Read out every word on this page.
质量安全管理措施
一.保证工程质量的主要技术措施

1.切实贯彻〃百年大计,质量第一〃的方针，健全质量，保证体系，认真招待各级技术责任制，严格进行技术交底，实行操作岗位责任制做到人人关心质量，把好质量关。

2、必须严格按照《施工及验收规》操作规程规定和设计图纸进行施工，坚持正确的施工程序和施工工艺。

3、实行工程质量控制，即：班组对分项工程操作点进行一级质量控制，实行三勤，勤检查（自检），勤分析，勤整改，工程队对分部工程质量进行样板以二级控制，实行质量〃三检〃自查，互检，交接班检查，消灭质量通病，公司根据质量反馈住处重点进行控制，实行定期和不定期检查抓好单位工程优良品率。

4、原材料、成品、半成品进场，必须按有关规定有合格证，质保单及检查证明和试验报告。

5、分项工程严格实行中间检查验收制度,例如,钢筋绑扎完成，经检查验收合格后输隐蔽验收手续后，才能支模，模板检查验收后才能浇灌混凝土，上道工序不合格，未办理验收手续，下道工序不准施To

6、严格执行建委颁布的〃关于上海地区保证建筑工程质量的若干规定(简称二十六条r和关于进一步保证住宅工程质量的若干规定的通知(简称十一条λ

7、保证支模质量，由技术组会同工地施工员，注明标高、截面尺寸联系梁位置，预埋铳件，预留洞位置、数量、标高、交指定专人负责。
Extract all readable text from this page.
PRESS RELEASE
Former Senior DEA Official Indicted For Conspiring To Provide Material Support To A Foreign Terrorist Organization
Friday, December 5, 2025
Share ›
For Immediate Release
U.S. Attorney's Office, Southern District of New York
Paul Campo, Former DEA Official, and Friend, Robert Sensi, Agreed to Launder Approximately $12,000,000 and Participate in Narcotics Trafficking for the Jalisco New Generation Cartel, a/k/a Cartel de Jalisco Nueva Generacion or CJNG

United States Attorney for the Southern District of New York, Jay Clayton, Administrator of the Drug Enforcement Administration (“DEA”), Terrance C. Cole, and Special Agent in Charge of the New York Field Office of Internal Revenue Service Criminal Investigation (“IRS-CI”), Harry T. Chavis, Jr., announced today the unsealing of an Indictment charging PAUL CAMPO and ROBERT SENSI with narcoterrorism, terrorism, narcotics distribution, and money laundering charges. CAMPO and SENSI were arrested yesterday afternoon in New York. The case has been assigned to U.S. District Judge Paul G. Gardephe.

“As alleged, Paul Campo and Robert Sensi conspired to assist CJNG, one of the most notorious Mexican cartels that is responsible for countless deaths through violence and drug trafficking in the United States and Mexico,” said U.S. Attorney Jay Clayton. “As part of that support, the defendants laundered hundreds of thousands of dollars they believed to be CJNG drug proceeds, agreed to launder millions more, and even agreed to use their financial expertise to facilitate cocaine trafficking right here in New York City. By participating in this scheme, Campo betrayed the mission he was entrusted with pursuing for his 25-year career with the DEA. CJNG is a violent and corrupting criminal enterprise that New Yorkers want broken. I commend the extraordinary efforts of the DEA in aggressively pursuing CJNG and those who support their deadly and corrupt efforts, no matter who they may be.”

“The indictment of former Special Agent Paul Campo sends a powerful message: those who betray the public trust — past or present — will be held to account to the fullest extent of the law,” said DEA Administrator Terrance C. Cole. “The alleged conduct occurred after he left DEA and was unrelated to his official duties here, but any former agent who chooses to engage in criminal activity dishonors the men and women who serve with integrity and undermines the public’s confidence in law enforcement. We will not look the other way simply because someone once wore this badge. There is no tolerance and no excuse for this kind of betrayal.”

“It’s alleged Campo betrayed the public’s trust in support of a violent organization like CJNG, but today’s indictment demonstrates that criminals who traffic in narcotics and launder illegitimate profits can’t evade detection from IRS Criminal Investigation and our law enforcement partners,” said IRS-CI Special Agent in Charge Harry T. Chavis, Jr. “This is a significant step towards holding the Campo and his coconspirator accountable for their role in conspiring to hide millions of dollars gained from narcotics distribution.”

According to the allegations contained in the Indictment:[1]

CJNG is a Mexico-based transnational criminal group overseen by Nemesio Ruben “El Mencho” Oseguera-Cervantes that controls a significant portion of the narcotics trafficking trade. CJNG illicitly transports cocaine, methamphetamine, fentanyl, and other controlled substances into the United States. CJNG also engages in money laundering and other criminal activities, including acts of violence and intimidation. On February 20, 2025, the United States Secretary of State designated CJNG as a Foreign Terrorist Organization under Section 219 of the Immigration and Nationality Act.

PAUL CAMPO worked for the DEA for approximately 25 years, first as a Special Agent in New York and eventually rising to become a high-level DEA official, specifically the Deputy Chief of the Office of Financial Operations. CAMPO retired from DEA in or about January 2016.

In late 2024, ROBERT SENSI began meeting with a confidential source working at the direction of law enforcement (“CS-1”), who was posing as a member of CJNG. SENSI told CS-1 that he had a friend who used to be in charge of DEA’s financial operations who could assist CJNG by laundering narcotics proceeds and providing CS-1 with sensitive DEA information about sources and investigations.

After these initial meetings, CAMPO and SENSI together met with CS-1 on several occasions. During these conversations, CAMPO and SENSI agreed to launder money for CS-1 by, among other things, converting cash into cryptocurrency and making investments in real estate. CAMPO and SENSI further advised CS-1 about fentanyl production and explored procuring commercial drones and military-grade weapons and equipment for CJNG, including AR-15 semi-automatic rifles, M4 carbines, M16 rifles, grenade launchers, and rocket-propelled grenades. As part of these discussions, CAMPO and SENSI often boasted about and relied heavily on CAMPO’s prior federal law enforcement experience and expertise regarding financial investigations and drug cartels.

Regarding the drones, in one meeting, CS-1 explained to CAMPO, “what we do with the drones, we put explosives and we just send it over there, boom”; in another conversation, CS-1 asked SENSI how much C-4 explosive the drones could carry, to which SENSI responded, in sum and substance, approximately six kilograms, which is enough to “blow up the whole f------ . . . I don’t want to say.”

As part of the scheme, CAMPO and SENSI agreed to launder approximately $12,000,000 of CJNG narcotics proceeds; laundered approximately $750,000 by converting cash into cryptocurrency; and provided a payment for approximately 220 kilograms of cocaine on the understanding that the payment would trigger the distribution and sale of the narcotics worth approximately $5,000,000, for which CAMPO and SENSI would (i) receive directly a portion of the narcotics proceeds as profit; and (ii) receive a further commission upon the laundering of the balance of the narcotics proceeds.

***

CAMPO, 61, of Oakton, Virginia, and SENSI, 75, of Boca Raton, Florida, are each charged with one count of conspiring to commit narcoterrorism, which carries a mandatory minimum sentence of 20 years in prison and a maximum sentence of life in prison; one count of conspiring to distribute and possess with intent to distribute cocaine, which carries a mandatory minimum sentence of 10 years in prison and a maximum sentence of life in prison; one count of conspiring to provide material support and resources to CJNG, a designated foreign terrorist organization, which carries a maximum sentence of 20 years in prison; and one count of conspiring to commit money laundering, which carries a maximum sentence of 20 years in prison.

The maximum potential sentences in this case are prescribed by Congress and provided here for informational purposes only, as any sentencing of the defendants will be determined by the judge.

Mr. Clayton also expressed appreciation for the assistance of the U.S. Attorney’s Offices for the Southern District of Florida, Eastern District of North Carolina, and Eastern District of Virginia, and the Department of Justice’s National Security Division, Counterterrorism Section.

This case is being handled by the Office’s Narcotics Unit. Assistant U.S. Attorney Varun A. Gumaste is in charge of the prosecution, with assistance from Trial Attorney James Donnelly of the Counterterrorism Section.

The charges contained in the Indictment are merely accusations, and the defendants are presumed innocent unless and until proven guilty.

Your goal ▸ Quote all the records exactly, please, leaving none out.

Task solution ▸
Read out every word on this page.
质量安全管理措施
一.保证工程质量的主要技术措施

1.切实贯彻〃百年大计,质量第一〃的方针，健全质量，保证体系，认真招待各级技术责任制，严格进行技术交底，实行操作岗位责任制做到人人关心质量，把好质量关。

2、必须严格按照《施工及验收规》操作规程规定和设计图纸进行施工，坚持正确的施工程序和施工工艺。

3、实行工程质量控制，即：班组对分项工程操作点进行一级质量控制，实行三勤，勤检查（自检），勤分析，勤整改，工程队对分部工程质量进行样板以二级控制，实行质量〃三检〃自查，互检，交接班检查，消灭质量通病，公司根据质量反馈住处重点进行控制，实行定期和不定期检查抓好单位工程优良品率。

4、原材料、成品、半成品进场，必须按有关规定有合格证，质保单及检查证明和试验报告。

5、分项工程严格实行中间检查验收制度,例如,钢筋绑扎完成，经检查验收合格后输隐蔽验收手续后，才能支模，模板检查验收后才能浇灌混凝土，上道工序不合格，未办理验收手续，下道工序不准施To

6、严格执行建委颁布的〃关于上海地区保证建筑工程质量的若干规定(简称二十六条r和关于进一步保证住宅工程质量的若干规定的通知(简称十一条λ

7、保证支模质量，由技术组会同工地施工员，注明标高、截面尺寸联系梁位置，预埋铳件，预留洞位置、数量、标高、交指定专人负责。
Extract all readable text from this page.
PRESS RELEASE
Former Senior DEA Official Indicted For Conspiring To Provide Material Support To A Foreign Terrorist Organization
Friday, December 5, 2025
Share ›
For Immediate Release
U.S. Attorney's Office, Southern District of New York
Paul Campo, Former DEA Official, and Friend, Robert Sensi, Agreed to Launder Approximately $12,000,000 and Participate in Narcotics Trafficking for the Jalisco New Generation Cartel, a/k/a Cartel de Jalisco Nueva Generacion or CJNG

United States Attorney for the Southern District of New York, Jay Clayton, Administrator of the Drug Enforcement Administration (“DEA”), Terrance C. Cole, and Special Agent in Charge of the New York Field Office of Internal Revenue Service Criminal Investigation (“IRS-CI”), Harry T. Chavis, Jr., announced today the unsealing of an Indictment charging PAUL CAMPO and ROBERT SENSI with narcoterrorism, terrorism, narcotics distribution, and money laundering charges. CAMPO and SENSI were arrested yesterday afternoon in New York. The case has been assigned to U.S. District Judge Paul G. Gardephe.

“As alleged, Paul Campo and Robert Sensi conspired to assist CJNG, one of the most notorious Mexican cartels that is responsible for countless deaths through violence and drug trafficking in the United States and Mexico,” said U.S. Attorney Jay Clayton. “As part of that support, the defendants laundered hundreds of thousands of dollars they believed to be CJNG drug proceeds, agreed to launder millions more, and even agreed to use their financial expertise to facilitate cocaine trafficking right here in New York City. By participating in this scheme, Campo betrayed the mission he was entrusted with pursuing for his 25-year career with the DEA. CJNG is a violent and corrupting criminal enterprise that New Yorkers want broken. I commend the extraordinary efforts of the DEA in aggressively pursuing CJNG and those who support their deadly and corrupt efforts, no matter who they may be.”

“The indictment of former Special Agent Paul Campo sends a powerful message: those who betray the public trust — past or present — will be held to account to the fullest extent of the law,” said DEA Administrator Terrance C. Cole. “The alleged conduct occurred after he left DEA and was unrelated to his official duties here, but any former agent who chooses to engage in criminal activity dishonors the men and women who serve with integrity and undermines the public’s confidence in law enforcement. We will not look the other way simply because someone once wore this badge. There is no tolerance and no excuse for this kind of betrayal.”

“It’s alleged Campo betrayed the public’s trust in support of a violent organization like CJNG, but today’s indictment demonstrates that criminals who traffic in narcotics and launder illegitimate profits can’t evade detection from IRS Criminal Investigation and our law enforcement partners,” said IRS-CI Special Agent in Charge Harry T. Chavis, Jr. “This is a significant step towards holding the Campo and his coconspirator accountable for their role in conspiring to hide millions of dollars gained from narcotics distribution.”

According to the allegations contained in the Indictment:[1]

CJNG is a Mexico-based transnational criminal group overseen by Nemesio Ruben “El Mencho” Oseguera-Cervantes that controls a significant portion of the narcotics trafficking trade. CJNG illicitly transports cocaine, methamphetamine, fentanyl, and other controlled substances into the United States. CJNG also engages in money laundering and other criminal activities, including acts of violence and intimidation. On February 20, 2025, the United States Secretary of State designated CJNG as a Foreign Terrorist Organization under Section 219 of the Immigration and Nationality Act.

PAUL CAMPO worked for the DEA for approximately 25 years, first as a Special Agent in New York and eventually rising to become a high-level DEA official, specifically the Deputy Chief of the Office of Financial Operations. CAMPO retired from DEA in or about January 2016.

In late 2024, ROBERT SENSI began meeting with a confidential source working at the direction of law enforcement (“CS-1”), who was posing as a member of CJNG. SENSI told CS-1 that he had a friend who used to be in charge of DEA’s financial operations who could assist CJNG by laundering narcotics proceeds and providing CS-1 with sensitive DEA information about sources and investigations.

After these initial meetings, CAMPO and SENSI together met with CS-1 on several occasions. During these conversations, CAMPO and SENSI agreed to launder money for CS-1 by, among other things, converting cash into cryptocurrency and making investments in real estate. CAMPO and SENSI further advised CS-1 about fentanyl production and explored procuring commercial drones and military-grade weapons and equipment for CJNG, including AR-15 semi-automatic rifles, M4 carbines, M16 rifles, grenade launchers, and rocket-propelled grenades. As part of these discussions, CAMPO and SENSI often boasted about and relied heavily on CAMPO’s prior federal law enforcement experience and expertise regarding financial investigations and drug cartels.

Regarding the drones, in one meeting, CS-1 explained to CAMPO, “what we do with the drones, we put explosives and we just send it over there, boom”; in another conversation, CS-1 asked SENSI how much C-4 explosive the drones could carry, to which SENSI responded, in sum and substance, approximately six kilograms, which is enough to “blow up the whole f------ . . . I don’t want to say.”

As part of the scheme, CAMPO and SENSI agreed to launder approximately $12,000,000 of CJNG narcotics proceeds; laundered approximately $750,000 by converting cash into cryptocurrency; and provided a payment for approximately 220 kilograms of cocaine on the understanding that the payment would trigger the distribution and sale of the narcotics worth approximately $5,000,000, for which CAMPO and SENSI would (i) receive directly a portion of the narcotics proceeds as profit; and (ii) receive a further commission upon the laundering of the balance of the narcotics proceeds.

***

CAMPO, 61, of Oakton, Virginia, and SENSI, 75, of Boca Raton, Florida, are each charged with one count of conspiring to commit narcoterrorism, which carries a mandatory minimum sentence of 20 years in prison and a maximum sentence of life in prison; one count of conspiring to distribute and possess with intent to distribute cocaine, which carries a mandatory minimum sentence of 10 years in prison and a maximum sentence of life in prison; one count of conspiring to provide material support and resources to CJNG, a designated foreign terrorist organization, which carries a maximum sentence of 20 years in prison; and one count of conspiring to commit money laundering, which carries a maximum sentence of 20 years in prison.

The maximum potential sentences in this case are prescribed by Congress and provided here for informational purposes only, as any sentencing of the defendants will be determined by the judge.

Mr. Clayton also expressed appreciation for the assistance of the U.S. Attorney’s Offices for the Southern District of Florida, Eastern District of North Carolina, and Eastern District of Virginia, and the Department of Justice’s National Security Division, Counterterrorism Section.

This case is being handled by the Office’s Narcotics Unit. Assistant U.S. Attorney Varun A. Gumaste is in charge of the prosecution, with assistance from Trial Attorney James Donnelly of the Counterterrorism Section.

The charges contained in the Indictment are merely accusations, and the defendants are presumed innocent unless and until proven guilty.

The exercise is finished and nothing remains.